▸ Input records

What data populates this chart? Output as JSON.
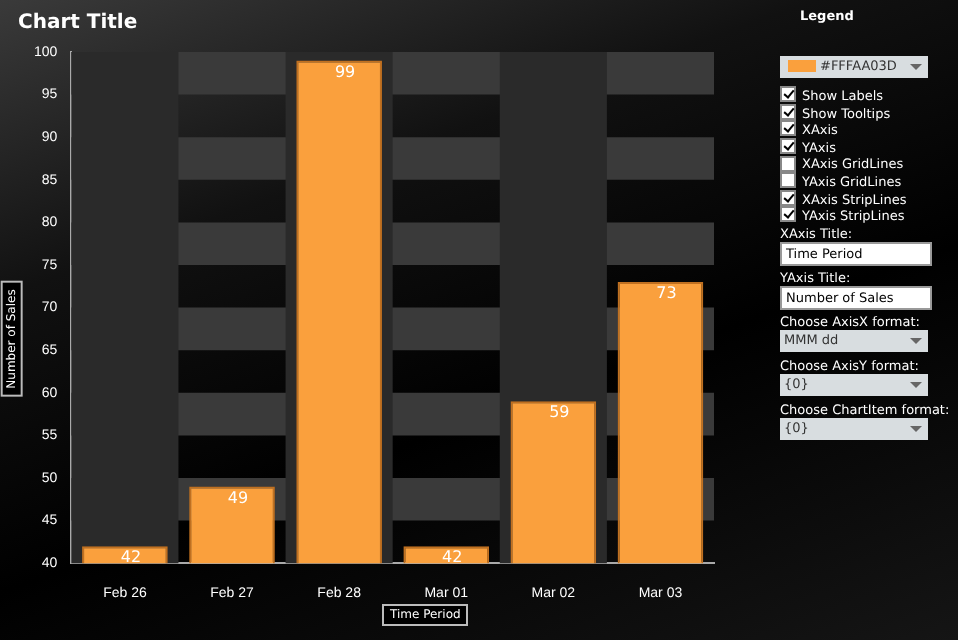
{
  "chart_data": {
    "type": "bar",
    "title": "Chart Title",
    "xlabel": "Time Period",
    "ylabel": "Number of Sales",
    "categories": [
      "Feb 26",
      "Feb 27",
      "Feb 28",
      "Mar 01",
      "Mar 02",
      "Mar 03"
    ],
    "values": [
      42,
      49,
      99,
      42,
      59,
      73
    ],
    "color": "#faa03d",
    "data_labels": true,
    "grid": false,
    "legend": false,
    "ylim": [
      40,
      100
    ],
    "yticks": [
      40,
      45,
      50,
      55,
      60,
      65,
      70,
      75,
      80,
      85,
      90,
      95,
      100
    ],
    "bands": [
      {
        "axis": "y",
        "from": 45,
        "to": 50,
        "color": "#3a3a3a"
      },
      {
        "axis": "y",
        "from": 55,
        "to": 60,
        "color": "#3a3a3a"
      },
      {
        "axis": "y",
        "from": 65,
        "to": 70,
        "color": "#3a3a3a"
      },
      {
        "axis": "y",
        "from": 75,
        "to": 80,
        "color": "#3a3a3a"
      },
      {
        "axis": "y",
        "from": 85,
        "to": 90,
        "color": "#3a3a3a"
      },
      {
        "axis": "y",
        "from": 95,
        "to": 100,
        "color": "#3a3a3a"
      },
      {
        "axis": "x",
        "from": "Feb 26",
        "to": "Feb 26",
        "color": "#2a2a2a"
      },
      {
        "axis": "x",
        "from": "Feb 28",
        "to": "Feb 28",
        "color": "#2a2a2a"
      },
      {
        "axis": "x",
        "from": "Mar 02",
        "to": "Mar 02",
        "color": "#2a2a2a"
      }
    ],
    "annotations": [
      "Legend",
      "#FFFAA03D",
      "Show Labels",
      "Show Tooltips",
      "XAxis",
      "YAxis",
      "XAxis GridLines",
      "YAxis GridLines",
      "XAxis StripLines",
      "YAxis StripLines",
      "XAxis Title:",
      "Time Period",
      "YAxis Title:",
      "Number of Sales",
      "Choose AxisX format:",
      "MMM dd",
      "Choose AxisY format:",
      "{0}",
      "Choose ChartItem format:",
      "{0}"
    ]
  }
}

▸ Task prompt
Skip every picture and transcribe the data above exactly.

▸ Final result
What data populates this chart? Output as JSON.
{
  "chart_data": {
    "type": "bar",
    "title": "Chart Title",
    "xlabel": "Time Period",
    "ylabel": "Number of Sales",
    "categories": [
      "Feb 26",
      "Feb 27",
      "Feb 28",
      "Mar 01",
      "Mar 02",
      "Mar 03"
    ],
    "values": [
      42,
      49,
      99,
      42,
      59,
      73
    ],
    "color": "#faa03d",
    "data_labels": true,
    "grid": false,
    "legend": false,
    "ylim": [
      40,
      100
    ],
    "yticks": [
      40,
      45,
      50,
      55,
      60,
      65,
      70,
      75,
      80,
      85,
      90,
      95,
      100
    ],
    "bands": [
      {
        "axis": "y",
        "from": 45,
        "to": 50,
        "color": "#3a3a3a"
      },
      {
        "axis": "y",
        "from": 55,
        "to": 60,
        "color": "#3a3a3a"
      },
      {
        "axis": "y",
        "from": 65,
        "to": 70,
        "color": "#3a3a3a"
      },
      {
        "axis": "y",
        "from": 75,
        "to": 80,
        "color": "#3a3a3a"
      },
      {
        "axis": "y",
        "from": 85,
        "to": 90,
        "color": "#3a3a3a"
      },
      {
        "axis": "y",
        "from": 95,
        "to": 100,
        "color": "#3a3a3a"
      },
      {
        "axis": "x",
        "from": "Feb 26",
        "to": "Feb 26",
        "color": "#2a2a2a"
      },
      {
        "axis": "x",
        "from": "Feb 28",
        "to": "Feb 28",
        "color": "#2a2a2a"
      },
      {
        "axis": "x",
        "from": "Mar 02",
        "to": "Mar 02",
        "color": "#2a2a2a"
      }
    ],
    "annotations": [
      "Legend",
      "#FFFAA03D",
      "Show Labels",
      "Show Tooltips",
      "XAxis",
      "YAxis",
      "XAxis GridLines",
      "YAxis GridLines",
      "XAxis StripLines",
      "YAxis StripLines",
      "XAxis Title:",
      "Time Period",
      "YAxis Title:",
      "Number of Sales",
      "Choose AxisX format:",
      "MMM dd",
      "Choose AxisY format:",
      "{0}",
      "Choose ChartItem format:",
      "{0}"
    ]
  }
}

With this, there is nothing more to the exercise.